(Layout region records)
◇ ◇ ◇ ◇ ◇

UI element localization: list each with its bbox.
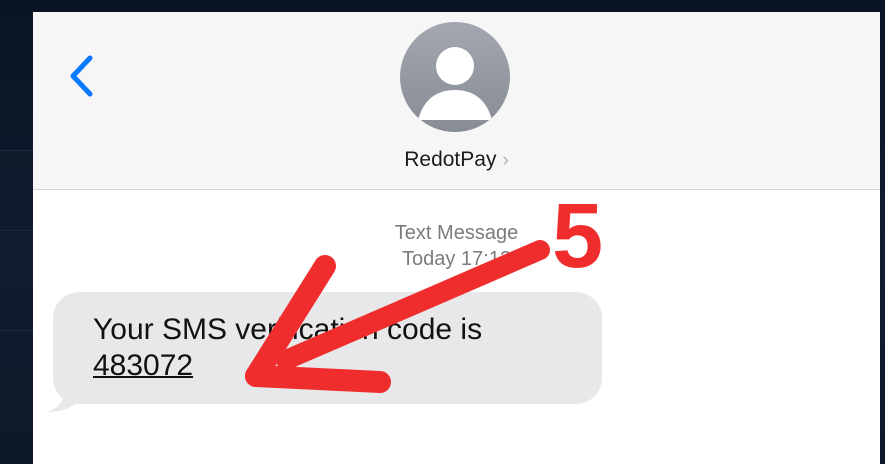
back-button[interactable]	[63, 52, 103, 100]
incoming-message[interactable]: Your SMS verification code is 483072	[53, 292, 602, 404]
verification-code-link[interactable]: 483072	[93, 349, 193, 382]
chevron-right-icon: ›	[502, 150, 509, 171]
person-silhouette-icon	[418, 47, 492, 120]
messages-screen: RedotPay › Text Message Today 17:12 Your …	[33, 12, 880, 464]
contact-name-row[interactable]: RedotPay ›	[33, 148, 880, 172]
message-text: Your SMS verification code is	[93, 313, 483, 346]
message-bubble[interactable]: Your SMS verification code is 483072	[53, 292, 602, 404]
contact-name: RedotPay	[404, 148, 497, 171]
message-timestamp: Today 17:12	[402, 248, 511, 270]
conversation-header: RedotPay ›	[33, 12, 880, 190]
bubble-tail	[47, 386, 83, 412]
message-meta: Text Message Today 17:12	[33, 220, 880, 272]
contact-avatar[interactable]	[400, 22, 510, 132]
chevron-left-icon	[70, 55, 93, 97]
step-number: 5	[552, 185, 604, 287]
service-label: Text Message	[394, 222, 519, 244]
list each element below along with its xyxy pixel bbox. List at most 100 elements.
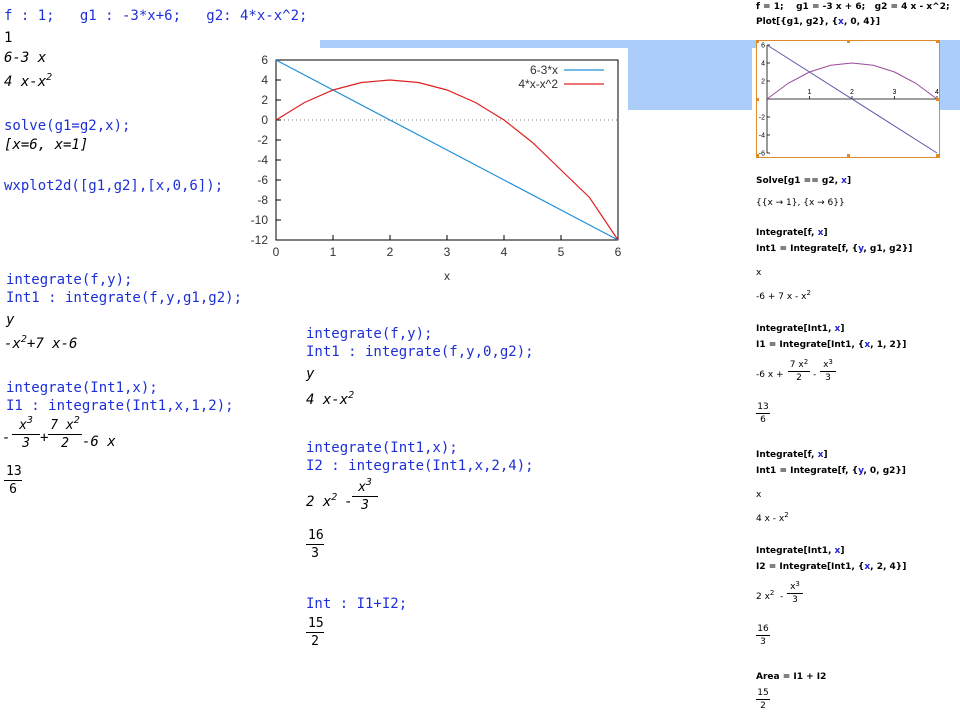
maxima-mid-input-2[interactable]: Int1 : integrate(f,y,0,g2); [306, 344, 534, 360]
maxima-i1-result: 13 6 [4, 464, 22, 497]
mma-out-x2: x [756, 490, 762, 500]
mma-int2b-post: , 1, 2}] [870, 340, 907, 350]
mma-i2-a-base: 2 x [756, 592, 770, 602]
maxima-output-3-base: 4 x-x [4, 74, 47, 90]
maxima-def-input[interactable]: f : 1; g1 : -3*x+6; g2: 4*x-x^2; [4, 8, 307, 24]
maxima-output-2: 6-3 x [4, 50, 47, 66]
maxima-plot-input[interactable]: wxplot2d([g1,g2],[x,0,6]); [4, 178, 223, 194]
mma-i2-a-exp: 2 [769, 589, 775, 597]
mma-y-tick-label: 2 [761, 79, 765, 86]
mma-i1-frac2-den: 3 [825, 373, 831, 383]
x-tick-label: 0 [273, 245, 280, 259]
mma-solve-pre: Solve[g1 == g2, [756, 176, 842, 186]
maxima-solve-output: [x=6, x=1] [4, 137, 89, 153]
mma-plot-input[interactable]: Plot[{g1, g2}, {x, 0, 4}] [756, 17, 880, 27]
maxima-i2-frac-exp: 3 [365, 477, 372, 488]
maxima-i2-frac-num: x [358, 480, 366, 495]
mma-area-result-den: 2 [760, 701, 766, 711]
mma-i1-frac1-num: 7 x [789, 360, 804, 370]
mma-x-tick-label: 1 [808, 89, 812, 96]
maxima-i2-a-exp: 2 [331, 492, 338, 503]
mma-out-poly2: 4 x - x2 [756, 511, 789, 524]
maxima-solve-input[interactable]: solve(g1=g2,x); [4, 118, 130, 134]
mma-area-input[interactable]: Area = I1 + I2 [756, 672, 826, 682]
mma-int3-post: ] [823, 450, 828, 460]
mma-resize-handle[interactable] [936, 154, 939, 157]
maxima-mid-input-3[interactable]: integrate(Int1,x); [306, 440, 458, 456]
mma-i1-a: -6 x + [756, 370, 784, 380]
mma-resize-handle[interactable] [936, 40, 939, 43]
maxima-output-3-exp: 2 [46, 72, 53, 83]
mma-int1b-input[interactable]: Int1 = Integrate[f, {y, g1, g2}] [756, 244, 912, 254]
series-line-1 [275, 59, 619, 241]
mma-i2-frac-den: 3 [792, 595, 798, 605]
x-tick-label: 5 [558, 245, 565, 259]
maxima-mid-output-1: y [306, 366, 315, 382]
mma-plot-pre: Plot[{g1, g2}, { [756, 17, 839, 27]
maxima-mid-input-1[interactable]: integrate(f,y); [306, 326, 432, 342]
maxima-i1-frac2: 7 x2 2 [48, 415, 82, 451]
maxima-integrate-input-1[interactable]: integrate(f,y); [6, 272, 132, 288]
mma-resize-handle[interactable] [756, 154, 759, 157]
mma-y-tick-label: -2 [759, 115, 765, 122]
maxima-i1-input[interactable]: I1 : integrate(Int1,x,1,2); [6, 398, 234, 414]
mma-out-poly2-a: 4 x - x [756, 514, 785, 524]
mma-area-result-num: 15 [757, 688, 769, 698]
maxima-i1-frac2-den: 2 [61, 436, 69, 451]
maxima-i1-frac1-den: 3 [22, 436, 30, 451]
mma-int3-input[interactable]: Integrate[f, x] [756, 450, 828, 460]
mma-int3b-input[interactable]: Int1 = Integrate[f, {y, 0, g2}] [756, 466, 906, 476]
mma-int2b-input[interactable]: I1 = Integrate[Int1, {x, 1, 2}] [756, 340, 906, 350]
y-tick-label: -8 [257, 193, 268, 207]
mma-int4-input[interactable]: Integrate[Int1, x] [756, 546, 844, 556]
mma-resize-handle[interactable] [756, 98, 759, 101]
maxima-i1-frac2-exp: 2 [73, 415, 80, 426]
mma-plot-frame[interactable]: 1 2 3 4 6 4 2 -2 -4 -6 [756, 40, 940, 158]
mma-i1-frac1: 7 x2 2 [788, 358, 810, 383]
mma-solve-input[interactable]: Solve[g1 == g2, x] [756, 176, 851, 186]
blue-highlight-band-far-right [940, 40, 960, 110]
mma-i1-frac2: x3 3 [820, 358, 836, 383]
mma-x-tick-label: 3 [893, 89, 897, 96]
y-tick-label: 2 [261, 93, 268, 107]
mma-resize-handle[interactable] [847, 40, 850, 43]
mma-int1-input[interactable]: Integrate[f, x] [756, 228, 828, 238]
mma-i2-a: 2 x2 [756, 589, 775, 602]
mma-i1-result-den: 6 [760, 415, 766, 425]
maxima-i1-frac2-num: 7 x [50, 418, 74, 433]
y-tick-label: 4 [261, 73, 268, 87]
mma-plot-post: , 0, 4}] [843, 17, 880, 27]
mma-int2-input[interactable]: Integrate[Int1, x] [756, 324, 844, 334]
mma-resize-handle[interactable] [756, 40, 759, 43]
mma-out-poly1-exp: 2 [806, 289, 811, 297]
maxima-integrate-input-3[interactable]: integrate(Int1,x); [6, 380, 158, 396]
mma-int1-post: ] [823, 228, 828, 238]
maxima-i2-result-num: 16 [308, 528, 324, 543]
maxima-int-out2-a: -x [4, 336, 21, 352]
mma-int3b-pre: Int1 = Integrate[f, { [756, 466, 859, 476]
maxima-i2-result: 16 3 [306, 528, 324, 561]
mma-resize-handle[interactable] [847, 154, 850, 157]
mma-plot-svg: 1 2 3 4 6 4 2 -2 -4 -6 [756, 40, 939, 158]
mma-y-tick-label: 4 [761, 61, 765, 68]
mma-int4b-input[interactable]: I2 = Integrate[Int1, {x, 2, 4}] [756, 562, 906, 572]
maxima-mid-out2-exp: 2 [348, 390, 355, 401]
mma-int2-pre: Integrate[Int1, [756, 324, 835, 334]
maxima-int-sum-input[interactable]: Int : I1+I2; [306, 596, 407, 612]
mma-i2-result-num: 16 [757, 624, 769, 634]
x-tick-label: 1 [330, 245, 337, 259]
maxima-i2-input[interactable]: I2 : integrate(Int1,x,2,4); [306, 458, 534, 474]
mma-def-input[interactable]: f = 1; g1 = -3 x + 6; g2 = 4 x - x^2; [756, 2, 950, 12]
mma-int4b-post: , 2, 4}] [870, 562, 907, 572]
mma-y-tick-label: -4 [759, 133, 765, 140]
blue-highlight-band-right [624, 40, 752, 110]
mma-solve-post: ] [846, 176, 852, 186]
maxima-i1-tail: -6 x [82, 434, 116, 450]
mma-y-tick-label: -6 [759, 151, 765, 158]
legend-label-1: 6-3*x [530, 63, 558, 77]
maxima-integrate-input-2[interactable]: Int1 : integrate(f,y,g1,g2); [6, 290, 242, 306]
maxima-i2-a: 2 x2 [306, 492, 338, 510]
mma-resize-handle[interactable] [936, 98, 939, 101]
mma-i1-minus: - [813, 370, 817, 380]
x-tick-label: 6 [615, 245, 622, 259]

◇ ◇ ◇ ◇ ◇

◆ INSTRUCTIONS FOR THE TASK ◆
Copy the lines from the one containing "maxima-mid-input-2[interactable]: Int1 : integrate(f,y,0,g2);" up to and including the one containing "maxima-output-2: 6-3 x [4, 50, 47, 66]", without any changes.

◆ PROBLEM SOLUTION ◆
maxima-mid-input-2[interactable]: Int1 : integrate(f,y,0,g2); [306, 344, 534, 360]
maxima-i1-result: 13 6 [4, 464, 22, 497]
mma-out-x2: x [756, 490, 762, 500]
mma-int2b-post: , 1, 2}] [870, 340, 907, 350]
mma-i2-a-base: 2 x [756, 592, 770, 602]
maxima-output-3-base: 4 x-x [4, 74, 47, 90]
maxima-def-input[interactable]: f : 1; g1 : -3*x+6; g2: 4*x-x^2; [4, 8, 307, 24]
maxima-output-2: 6-3 x [4, 50, 47, 66]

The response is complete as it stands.